## BEGIN Records for this exercise
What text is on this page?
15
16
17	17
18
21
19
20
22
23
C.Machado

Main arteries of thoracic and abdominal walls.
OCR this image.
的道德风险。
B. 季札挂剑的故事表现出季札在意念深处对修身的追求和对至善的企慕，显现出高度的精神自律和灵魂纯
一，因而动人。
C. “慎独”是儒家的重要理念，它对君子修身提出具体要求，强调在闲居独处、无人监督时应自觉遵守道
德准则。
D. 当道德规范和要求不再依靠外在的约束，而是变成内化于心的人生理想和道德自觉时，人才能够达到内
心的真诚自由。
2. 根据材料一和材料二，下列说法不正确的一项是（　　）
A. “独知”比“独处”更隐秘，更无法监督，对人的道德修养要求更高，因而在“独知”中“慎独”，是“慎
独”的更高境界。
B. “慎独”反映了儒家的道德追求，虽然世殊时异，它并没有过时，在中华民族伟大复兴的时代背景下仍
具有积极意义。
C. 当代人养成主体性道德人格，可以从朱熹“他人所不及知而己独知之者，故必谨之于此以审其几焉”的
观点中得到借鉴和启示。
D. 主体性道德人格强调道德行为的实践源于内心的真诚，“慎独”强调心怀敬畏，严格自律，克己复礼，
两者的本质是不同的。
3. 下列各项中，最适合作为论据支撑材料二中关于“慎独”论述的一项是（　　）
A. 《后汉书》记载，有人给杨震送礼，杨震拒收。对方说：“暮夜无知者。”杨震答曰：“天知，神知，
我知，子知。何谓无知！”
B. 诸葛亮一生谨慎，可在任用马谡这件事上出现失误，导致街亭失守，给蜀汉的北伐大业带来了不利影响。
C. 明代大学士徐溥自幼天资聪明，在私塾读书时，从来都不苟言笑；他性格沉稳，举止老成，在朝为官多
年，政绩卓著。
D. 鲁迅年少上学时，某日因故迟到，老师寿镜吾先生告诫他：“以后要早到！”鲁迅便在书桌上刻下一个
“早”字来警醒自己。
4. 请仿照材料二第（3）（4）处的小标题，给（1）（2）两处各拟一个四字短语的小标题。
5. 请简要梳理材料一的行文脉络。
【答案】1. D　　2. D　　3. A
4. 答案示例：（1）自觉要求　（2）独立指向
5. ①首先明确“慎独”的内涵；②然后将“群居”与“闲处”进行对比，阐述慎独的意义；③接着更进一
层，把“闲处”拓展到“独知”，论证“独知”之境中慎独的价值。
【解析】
## END Records for this exercise
— Problem statement —
Return the lines from the line containing "OCR this image." to the end of the entries above, exactly as they appear and with no other output.

— Exercise output —
OCR this image.
的道德风险。
B. 季札挂剑的故事表现出季札在意念深处对修身的追求和对至善的企慕，显现出高度的精神自律和灵魂纯
一，因而动人。
C. “慎独”是儒家的重要理念，它对君子修身提出具体要求，强调在闲居独处、无人监督时应自觉遵守道
德准则。
D. 当道德规范和要求不再依靠外在的约束，而是变成内化于心的人生理想和道德自觉时，人才能够达到内
心的真诚自由。
2. 根据材料一和材料二，下列说法不正确的一项是（　　）
A. “独知”比“独处”更隐秘，更无法监督，对人的道德修养要求更高，因而在“独知”中“慎独”，是“慎
独”的更高境界。
B. “慎独”反映了儒家的道德追求，虽然世殊时异，它并没有过时，在中华民族伟大复兴的时代背景下仍
具有积极意义。
C. 当代人养成主体性道德人格，可以从朱熹“他人所不及知而己独知之者，故必谨之于此以审其几焉”的
观点中得到借鉴和启示。
D. 主体性道德人格强调道德行为的实践源于内心的真诚，“慎独”强调心怀敬畏，严格自律，克己复礼，
两者的本质是不同的。
3. 下列各项中，最适合作为论据支撑材料二中关于“慎独”论述的一项是（　　）
A. 《后汉书》记载，有人给杨震送礼，杨震拒收。对方说：“暮夜无知者。”杨震答曰：“天知，神知，
我知，子知。何谓无知！”
B. 诸葛亮一生谨慎，可在任用马谡这件事上出现失误，导致街亭失守，给蜀汉的北伐大业带来了不利影响。
C. 明代大学士徐溥自幼天资聪明，在私塾读书时，从来都不苟言笑；他性格沉稳，举止老成，在朝为官多
年，政绩卓著。
D. 鲁迅年少上学时，某日因故迟到，老师寿镜吾先生告诫他：“以后要早到！”鲁迅便在书桌上刻下一个
“早”字来警醒自己。
4. 请仿照材料二第（3）（4）处的小标题，给（1）（2）两处各拟一个四字短语的小标题。
5. 请简要梳理材料一的行文脉络。
【答案】1. D　　2. D　　3. A
4. 答案示例：（1）自觉要求　（2）独立指向
5. ①首先明确“慎独”的内涵；②然后将“群居”与“闲处”进行对比，阐述慎独的意义；③接着更进一
层，把“闲处”拓展到“独知”，论证“独知”之境中慎独的价值。
【解析】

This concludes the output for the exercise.